▶ _EXERCISE DESCRIPTION_:
Below are the records; reproduce all of them exactly but without any images.

▶ _RECORDS FOR THE TASK_:
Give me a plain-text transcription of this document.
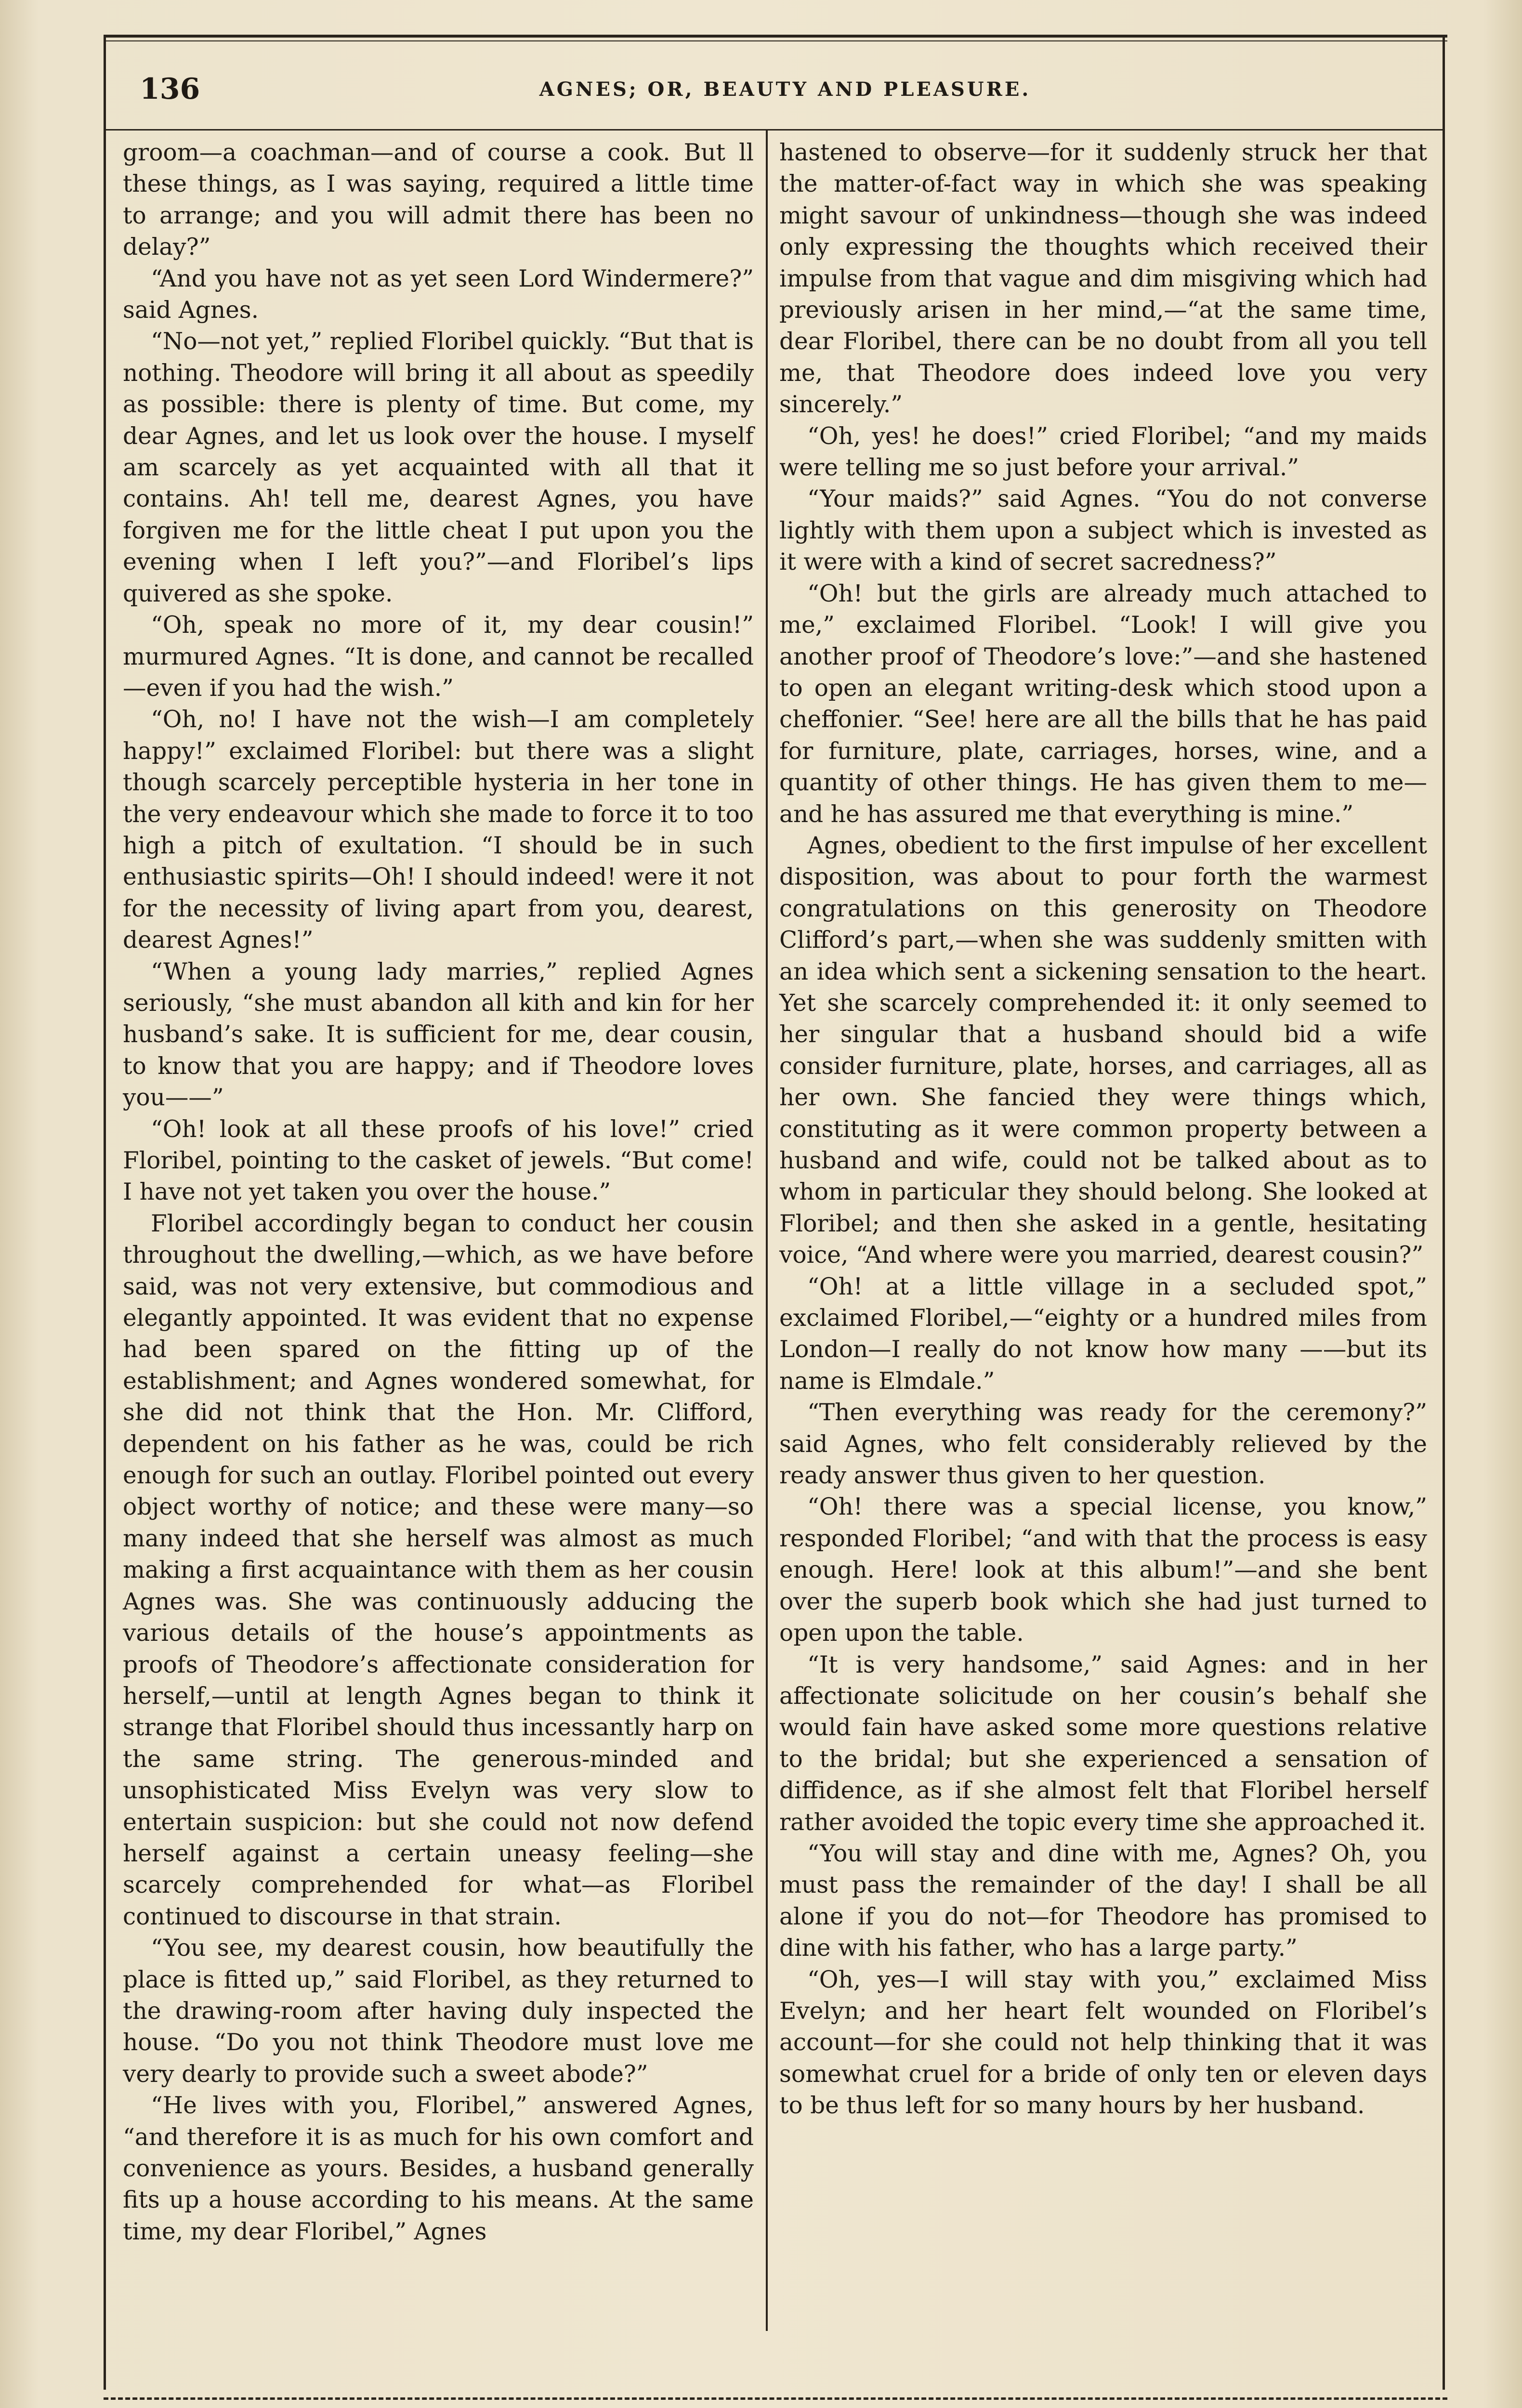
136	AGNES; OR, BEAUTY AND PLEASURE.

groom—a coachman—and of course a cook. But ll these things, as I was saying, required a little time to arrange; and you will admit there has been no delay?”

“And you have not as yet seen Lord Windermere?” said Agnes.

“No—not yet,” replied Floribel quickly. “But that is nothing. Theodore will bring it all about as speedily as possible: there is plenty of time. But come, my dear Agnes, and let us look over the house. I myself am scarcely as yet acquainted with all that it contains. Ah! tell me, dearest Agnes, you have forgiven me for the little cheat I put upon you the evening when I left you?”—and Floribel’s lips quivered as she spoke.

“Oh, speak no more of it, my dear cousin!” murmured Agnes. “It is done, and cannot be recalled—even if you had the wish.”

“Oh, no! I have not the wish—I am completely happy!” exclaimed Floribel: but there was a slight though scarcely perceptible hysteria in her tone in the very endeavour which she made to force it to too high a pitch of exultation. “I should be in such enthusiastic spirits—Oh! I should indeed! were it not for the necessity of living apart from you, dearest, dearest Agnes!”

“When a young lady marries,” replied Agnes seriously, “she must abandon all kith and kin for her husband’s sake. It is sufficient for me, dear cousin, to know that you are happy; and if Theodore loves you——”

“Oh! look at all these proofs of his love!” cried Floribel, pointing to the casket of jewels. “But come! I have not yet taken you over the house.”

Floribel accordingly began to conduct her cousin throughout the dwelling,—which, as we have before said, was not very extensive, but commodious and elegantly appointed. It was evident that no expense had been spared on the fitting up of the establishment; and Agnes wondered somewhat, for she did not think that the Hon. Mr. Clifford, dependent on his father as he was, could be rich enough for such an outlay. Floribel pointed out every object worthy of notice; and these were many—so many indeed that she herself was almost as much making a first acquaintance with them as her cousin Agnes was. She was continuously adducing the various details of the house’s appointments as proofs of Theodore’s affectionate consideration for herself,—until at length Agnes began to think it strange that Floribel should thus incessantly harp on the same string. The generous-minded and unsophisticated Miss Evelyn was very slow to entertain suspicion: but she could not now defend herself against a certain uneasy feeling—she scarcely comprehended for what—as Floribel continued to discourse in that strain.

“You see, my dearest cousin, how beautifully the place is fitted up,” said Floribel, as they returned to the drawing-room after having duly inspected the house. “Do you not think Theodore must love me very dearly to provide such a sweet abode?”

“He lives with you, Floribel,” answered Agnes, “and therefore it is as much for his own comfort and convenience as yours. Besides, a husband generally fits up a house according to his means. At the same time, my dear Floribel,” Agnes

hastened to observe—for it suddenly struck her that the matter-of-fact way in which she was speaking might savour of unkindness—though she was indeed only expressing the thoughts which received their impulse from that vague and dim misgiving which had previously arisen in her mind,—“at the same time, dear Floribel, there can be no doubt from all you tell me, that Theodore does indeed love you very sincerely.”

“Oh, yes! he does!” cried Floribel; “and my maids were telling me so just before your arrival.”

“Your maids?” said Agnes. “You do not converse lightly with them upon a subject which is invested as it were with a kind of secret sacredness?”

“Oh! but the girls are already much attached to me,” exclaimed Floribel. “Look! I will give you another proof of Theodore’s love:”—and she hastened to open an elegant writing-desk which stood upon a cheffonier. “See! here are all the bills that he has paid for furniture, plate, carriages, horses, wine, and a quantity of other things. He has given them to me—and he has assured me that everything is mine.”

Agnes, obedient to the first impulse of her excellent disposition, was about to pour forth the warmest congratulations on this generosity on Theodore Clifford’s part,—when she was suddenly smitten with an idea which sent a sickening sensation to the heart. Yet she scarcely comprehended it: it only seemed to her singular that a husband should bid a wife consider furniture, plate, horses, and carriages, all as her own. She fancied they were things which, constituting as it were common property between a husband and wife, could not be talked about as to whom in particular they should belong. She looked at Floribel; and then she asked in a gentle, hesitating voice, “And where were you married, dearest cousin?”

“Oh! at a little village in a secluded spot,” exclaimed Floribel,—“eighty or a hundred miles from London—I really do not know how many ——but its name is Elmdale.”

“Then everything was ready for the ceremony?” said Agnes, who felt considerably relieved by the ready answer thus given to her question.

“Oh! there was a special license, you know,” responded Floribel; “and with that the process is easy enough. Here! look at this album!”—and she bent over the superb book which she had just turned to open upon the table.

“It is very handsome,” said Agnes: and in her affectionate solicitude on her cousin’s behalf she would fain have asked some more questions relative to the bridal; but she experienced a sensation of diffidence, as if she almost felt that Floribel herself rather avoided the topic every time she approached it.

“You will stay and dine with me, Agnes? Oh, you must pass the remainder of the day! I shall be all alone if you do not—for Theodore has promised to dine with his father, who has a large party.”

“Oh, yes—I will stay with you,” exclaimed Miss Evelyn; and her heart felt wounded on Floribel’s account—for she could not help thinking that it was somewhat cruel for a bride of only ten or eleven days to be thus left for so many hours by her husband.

▶ _REPLY TO THE TASK_:
Give me a plain-text transcription of this document.
136	AGNES; OR, BEAUTY AND PLEASURE.

groom—a coachman—and of course a cook. But ll these things, as I was saying, required a little time to arrange; and you will admit there has been no delay?”

“And you have not as yet seen Lord Windermere?” said Agnes.

“No—not yet,” replied Floribel quickly. “But that is nothing. Theodore will bring it all about as speedily as possible: there is plenty of time. But come, my dear Agnes, and let us look over the house. I myself am scarcely as yet acquainted with all that it contains. Ah! tell me, dearest Agnes, you have forgiven me for the little cheat I put upon you the evening when I left you?”—and Floribel’s lips quivered as she spoke.

“Oh, speak no more of it, my dear cousin!” murmured Agnes. “It is done, and cannot be recalled—even if you had the wish.”

“Oh, no! I have not the wish—I am completely happy!” exclaimed Floribel: but there was a slight though scarcely perceptible hysteria in her tone in the very endeavour which she made to force it to too high a pitch of exultation. “I should be in such enthusiastic spirits—Oh! I should indeed! were it not for the necessity of living apart from you, dearest, dearest Agnes!”

“When a young lady marries,” replied Agnes seriously, “she must abandon all kith and kin for her husband’s sake. It is sufficient for me, dear cousin, to know that you are happy; and if Theodore loves you——”

“Oh! look at all these proofs of his love!” cried Floribel, pointing to the casket of jewels. “But come! I have not yet taken you over the house.”

Floribel accordingly began to conduct her cousin throughout the dwelling,—which, as we have before said, was not very extensive, but commodious and elegantly appointed. It was evident that no expense had been spared on the fitting up of the establishment; and Agnes wondered somewhat, for she did not think that the Hon. Mr. Clifford, dependent on his father as he was, could be rich enough for such an outlay. Floribel pointed out every object worthy of notice; and these were many—so many indeed that she herself was almost as much making a first acquaintance with them as her cousin Agnes was. She was continuously adducing the various details of the house’s appointments as proofs of Theodore’s affectionate consideration for herself,—until at length Agnes began to think it strange that Floribel should thus incessantly harp on the same string. The generous-minded and unsophisticated Miss Evelyn was very slow to entertain suspicion: but she could not now defend herself against a certain uneasy feeling—she scarcely comprehended for what—as Floribel continued to discourse in that strain.

“You see, my dearest cousin, how beautifully the place is fitted up,” said Floribel, as they returned to the drawing-room after having duly inspected the house. “Do you not think Theodore must love me very dearly to provide such a sweet abode?”

“He lives with you, Floribel,” answered Agnes, “and therefore it is as much for his own comfort and convenience as yours. Besides, a husband generally fits up a house according to his means. At the same time, my dear Floribel,” Agnes

hastened to observe—for it suddenly struck her that the matter-of-fact way in which she was speaking might savour of unkindness—though she was indeed only expressing the thoughts which received their impulse from that vague and dim misgiving which had previously arisen in her mind,—“at the same time, dear Floribel, there can be no doubt from all you tell me, that Theodore does indeed love you very sincerely.”

“Oh, yes! he does!” cried Floribel; “and my maids were telling me so just before your arrival.”

“Your maids?” said Agnes. “You do not converse lightly with them upon a subject which is invested as it were with a kind of secret sacredness?”

“Oh! but the girls are already much attached to me,” exclaimed Floribel. “Look! I will give you another proof of Theodore’s love:”—and she hastened to open an elegant writing-desk which stood upon a cheffonier. “See! here are all the bills that he has paid for furniture, plate, carriages, horses, wine, and a quantity of other things. He has given them to me—and he has assured me that everything is mine.”

Agnes, obedient to the first impulse of her excellent disposition, was about to pour forth the warmest congratulations on this generosity on Theodore Clifford’s part,—when she was suddenly smitten with an idea which sent a sickening sensation to the heart. Yet she scarcely comprehended it: it only seemed to her singular that a husband should bid a wife consider furniture, plate, horses, and carriages, all as her own. She fancied they were things which, constituting as it were common property between a husband and wife, could not be talked about as to whom in particular they should belong. She looked at Floribel; and then she asked in a gentle, hesitating voice, “And where were you married, dearest cousin?”

“Oh! at a little village in a secluded spot,” exclaimed Floribel,—“eighty or a hundred miles from London—I really do not know how many ——but its name is Elmdale.”

“Then everything was ready for the ceremony?” said Agnes, who felt considerably relieved by the ready answer thus given to her question.

“Oh! there was a special license, you know,” responded Floribel; “and with that the process is easy enough. Here! look at this album!”—and she bent over the superb book which she had just turned to open upon the table.

“It is very handsome,” said Agnes: and in her affectionate solicitude on her cousin’s behalf she would fain have asked some more questions relative to the bridal; but she experienced a sensation of diffidence, as if she almost felt that Floribel herself rather avoided the topic every time she approached it.

“You will stay and dine with me, Agnes? Oh, you must pass the remainder of the day! I shall be all alone if you do not—for Theodore has promised to dine with his father, who has a large party.”

“Oh, yes—I will stay with you,” exclaimed Miss Evelyn; and her heart felt wounded on Floribel’s account—for she could not help thinking that it was somewhat cruel for a bride of only ten or eleven days to be thus left for so many hours by her husband.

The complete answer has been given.